▶ RAW RECORDS:

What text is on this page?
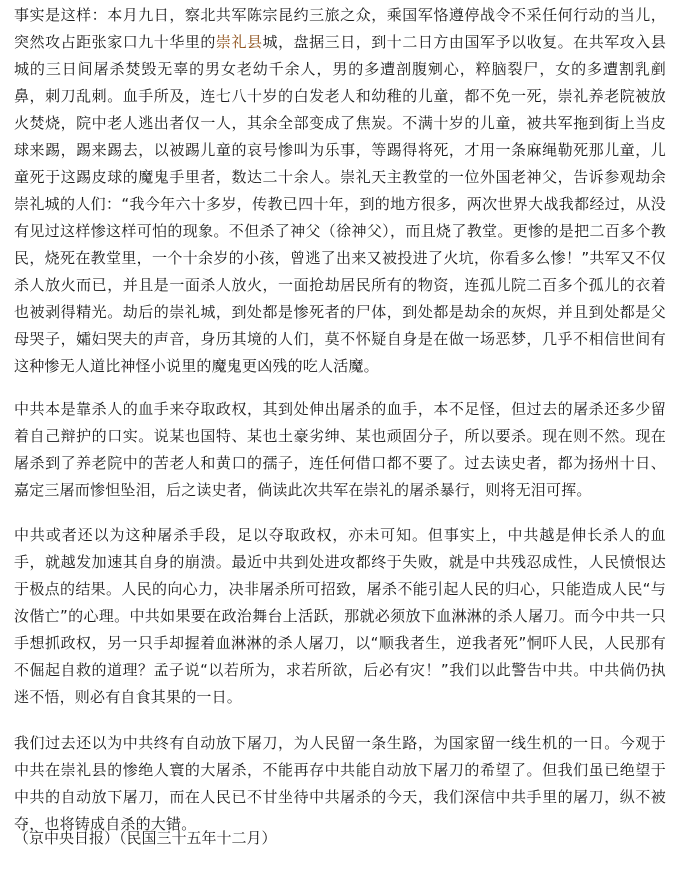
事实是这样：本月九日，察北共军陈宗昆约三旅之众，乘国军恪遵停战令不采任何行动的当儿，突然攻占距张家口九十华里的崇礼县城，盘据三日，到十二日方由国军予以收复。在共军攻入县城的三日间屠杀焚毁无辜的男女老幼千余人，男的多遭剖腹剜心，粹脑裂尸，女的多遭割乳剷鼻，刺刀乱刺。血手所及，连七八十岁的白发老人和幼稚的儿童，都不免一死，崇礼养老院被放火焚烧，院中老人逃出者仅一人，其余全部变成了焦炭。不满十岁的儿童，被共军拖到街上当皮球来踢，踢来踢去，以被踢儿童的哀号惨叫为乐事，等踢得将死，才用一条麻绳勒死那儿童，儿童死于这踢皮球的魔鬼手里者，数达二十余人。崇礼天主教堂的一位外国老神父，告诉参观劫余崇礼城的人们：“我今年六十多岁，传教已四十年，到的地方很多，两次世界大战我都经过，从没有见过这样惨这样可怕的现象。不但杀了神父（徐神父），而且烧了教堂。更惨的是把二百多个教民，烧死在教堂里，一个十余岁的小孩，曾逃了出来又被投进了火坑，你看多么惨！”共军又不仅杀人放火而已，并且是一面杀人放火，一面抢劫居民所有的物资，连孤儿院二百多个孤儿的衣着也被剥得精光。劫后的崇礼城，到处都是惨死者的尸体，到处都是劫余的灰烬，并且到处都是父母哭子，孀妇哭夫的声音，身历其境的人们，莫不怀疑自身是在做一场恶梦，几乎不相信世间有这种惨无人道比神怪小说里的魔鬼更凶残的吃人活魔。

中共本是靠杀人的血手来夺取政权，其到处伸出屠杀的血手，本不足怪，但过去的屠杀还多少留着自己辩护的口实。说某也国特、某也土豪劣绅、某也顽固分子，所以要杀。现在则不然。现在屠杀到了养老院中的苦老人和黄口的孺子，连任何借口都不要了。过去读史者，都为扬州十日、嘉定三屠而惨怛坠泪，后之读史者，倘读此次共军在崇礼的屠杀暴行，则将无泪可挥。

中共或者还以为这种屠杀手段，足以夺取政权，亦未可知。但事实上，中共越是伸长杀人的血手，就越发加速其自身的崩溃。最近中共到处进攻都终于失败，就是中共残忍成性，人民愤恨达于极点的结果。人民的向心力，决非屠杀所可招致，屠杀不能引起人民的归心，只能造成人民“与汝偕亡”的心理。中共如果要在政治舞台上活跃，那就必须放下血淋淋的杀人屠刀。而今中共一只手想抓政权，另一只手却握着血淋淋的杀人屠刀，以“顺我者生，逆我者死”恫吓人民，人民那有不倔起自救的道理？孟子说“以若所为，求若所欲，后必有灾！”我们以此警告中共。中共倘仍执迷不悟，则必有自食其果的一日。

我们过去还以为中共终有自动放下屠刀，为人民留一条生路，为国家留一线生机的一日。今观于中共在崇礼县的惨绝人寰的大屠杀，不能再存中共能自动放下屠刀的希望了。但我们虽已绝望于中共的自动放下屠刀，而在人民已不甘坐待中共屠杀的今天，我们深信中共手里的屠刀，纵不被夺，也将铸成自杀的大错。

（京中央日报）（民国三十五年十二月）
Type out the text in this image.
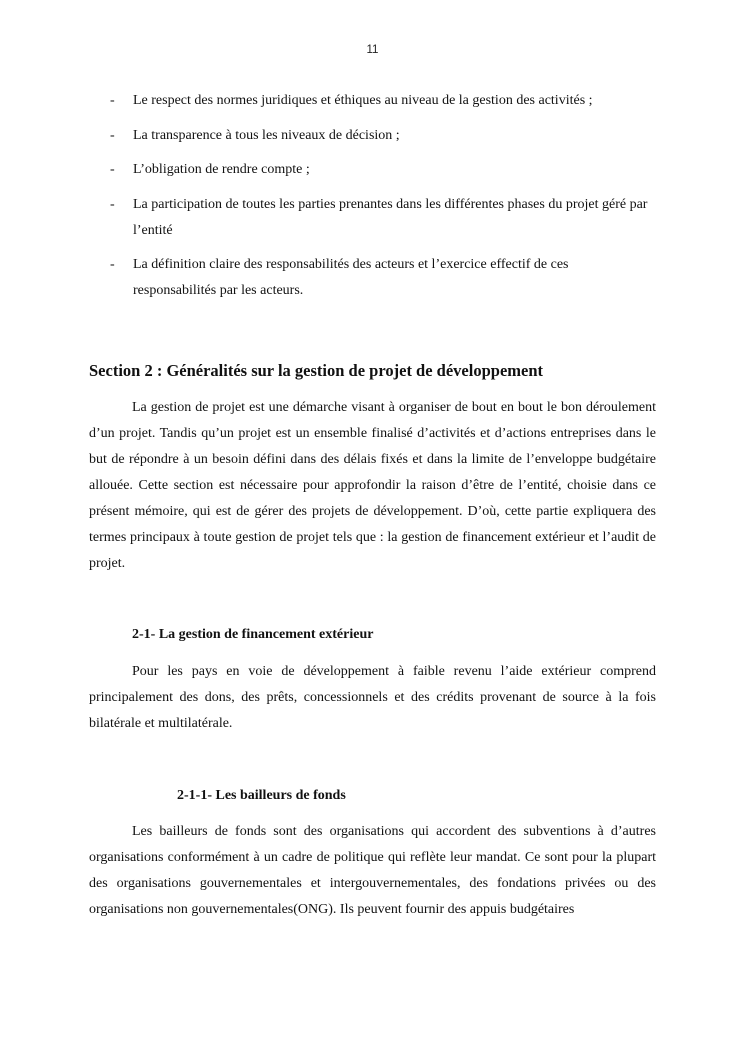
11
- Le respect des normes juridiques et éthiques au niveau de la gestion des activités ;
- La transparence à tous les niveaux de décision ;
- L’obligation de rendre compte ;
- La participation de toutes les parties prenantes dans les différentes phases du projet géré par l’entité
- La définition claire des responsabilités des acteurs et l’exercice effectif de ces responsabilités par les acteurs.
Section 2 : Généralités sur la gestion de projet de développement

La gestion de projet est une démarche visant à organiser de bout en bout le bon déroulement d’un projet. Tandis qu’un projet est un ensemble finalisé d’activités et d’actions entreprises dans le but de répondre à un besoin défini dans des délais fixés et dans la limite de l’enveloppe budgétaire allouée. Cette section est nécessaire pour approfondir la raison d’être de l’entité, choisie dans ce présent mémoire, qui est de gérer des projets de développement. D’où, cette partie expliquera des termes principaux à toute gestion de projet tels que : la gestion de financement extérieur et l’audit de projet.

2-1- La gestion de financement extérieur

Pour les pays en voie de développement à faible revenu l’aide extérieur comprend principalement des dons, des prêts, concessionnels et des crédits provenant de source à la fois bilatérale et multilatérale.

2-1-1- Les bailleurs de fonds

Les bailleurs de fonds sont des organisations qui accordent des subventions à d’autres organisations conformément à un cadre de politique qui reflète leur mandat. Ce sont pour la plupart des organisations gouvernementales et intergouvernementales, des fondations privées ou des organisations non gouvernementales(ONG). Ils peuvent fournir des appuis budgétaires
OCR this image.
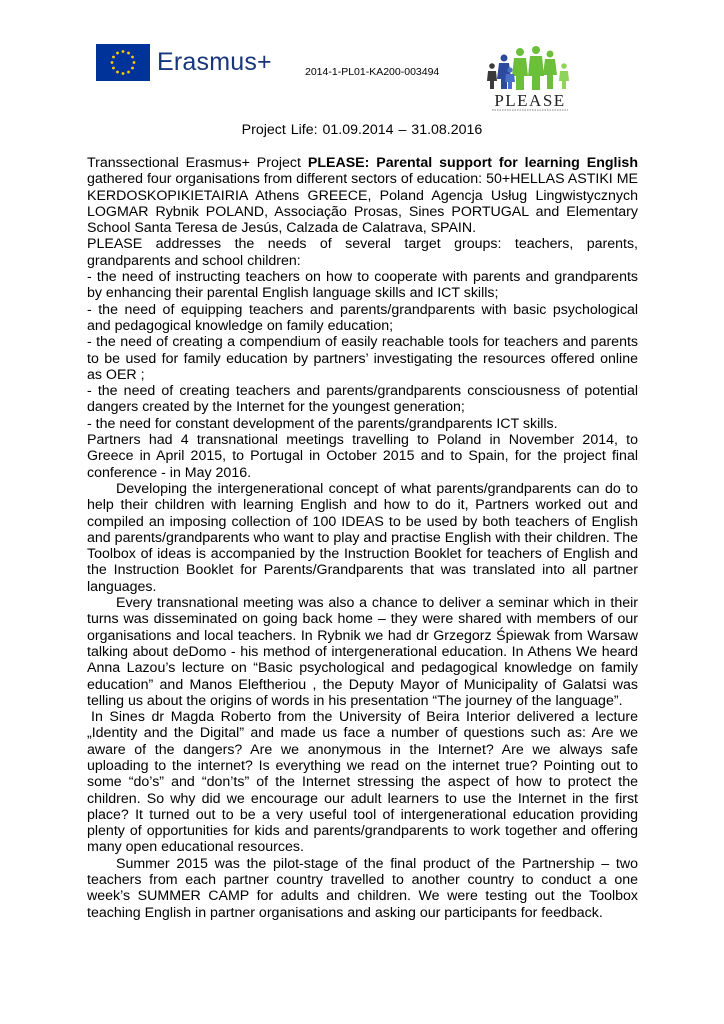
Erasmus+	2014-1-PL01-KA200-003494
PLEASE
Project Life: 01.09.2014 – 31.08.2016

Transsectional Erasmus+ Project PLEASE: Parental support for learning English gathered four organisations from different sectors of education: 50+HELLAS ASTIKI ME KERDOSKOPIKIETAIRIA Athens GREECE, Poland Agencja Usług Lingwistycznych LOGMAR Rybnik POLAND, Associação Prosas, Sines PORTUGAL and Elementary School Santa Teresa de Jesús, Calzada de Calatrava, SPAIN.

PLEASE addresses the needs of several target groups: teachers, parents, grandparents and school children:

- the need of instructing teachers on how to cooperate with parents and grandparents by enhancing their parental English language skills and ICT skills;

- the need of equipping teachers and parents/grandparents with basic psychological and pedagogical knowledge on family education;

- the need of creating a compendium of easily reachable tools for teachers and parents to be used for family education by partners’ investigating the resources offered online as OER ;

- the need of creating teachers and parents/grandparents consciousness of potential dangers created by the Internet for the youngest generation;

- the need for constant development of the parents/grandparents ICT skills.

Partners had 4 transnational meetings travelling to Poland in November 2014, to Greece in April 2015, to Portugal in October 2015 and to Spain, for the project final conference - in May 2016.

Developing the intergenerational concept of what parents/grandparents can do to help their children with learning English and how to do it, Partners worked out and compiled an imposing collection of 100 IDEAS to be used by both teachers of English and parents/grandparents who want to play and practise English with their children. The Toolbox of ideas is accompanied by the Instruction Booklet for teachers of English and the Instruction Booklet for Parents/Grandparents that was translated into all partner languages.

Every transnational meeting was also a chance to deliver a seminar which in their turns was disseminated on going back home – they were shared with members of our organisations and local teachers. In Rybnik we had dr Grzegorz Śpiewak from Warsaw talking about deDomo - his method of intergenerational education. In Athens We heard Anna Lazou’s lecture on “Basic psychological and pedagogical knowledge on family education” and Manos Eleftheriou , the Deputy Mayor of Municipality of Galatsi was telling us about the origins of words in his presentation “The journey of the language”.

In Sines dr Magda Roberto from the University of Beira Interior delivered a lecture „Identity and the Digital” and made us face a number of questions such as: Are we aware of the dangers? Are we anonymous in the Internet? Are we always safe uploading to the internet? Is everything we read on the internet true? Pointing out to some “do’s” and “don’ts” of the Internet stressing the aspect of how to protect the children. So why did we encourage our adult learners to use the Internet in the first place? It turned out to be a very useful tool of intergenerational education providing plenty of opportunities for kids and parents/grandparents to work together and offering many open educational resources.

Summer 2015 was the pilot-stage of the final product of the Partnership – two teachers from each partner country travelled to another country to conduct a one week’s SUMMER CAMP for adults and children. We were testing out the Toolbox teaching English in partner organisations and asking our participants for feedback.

▶ EXERCISE PROMPT: Pull out each line of the entries that contains "knowledge".

▶ COMPLETE ANSWER:
- the need of equipping teachers and parents/grandparents with basic psychological and pedagogical knowledge on family education;
Every transnational meeting was also a chance to deliver a seminar which in their turns was disseminated on going back home – they were shared with members of our organisations and local teachers. In Rybnik we had dr Grzegorz Śpiewak from Warsaw talking about deDomo - his method of intergenerational education. In Athens We heard Anna Lazou’s lecture on “Basic psychological and pedagogical knowledge on family education” and Manos Eleftheriou , the Deputy Mayor of Municipality of Galatsi was telling us about the origins of words in his presentation “The journey of the language”.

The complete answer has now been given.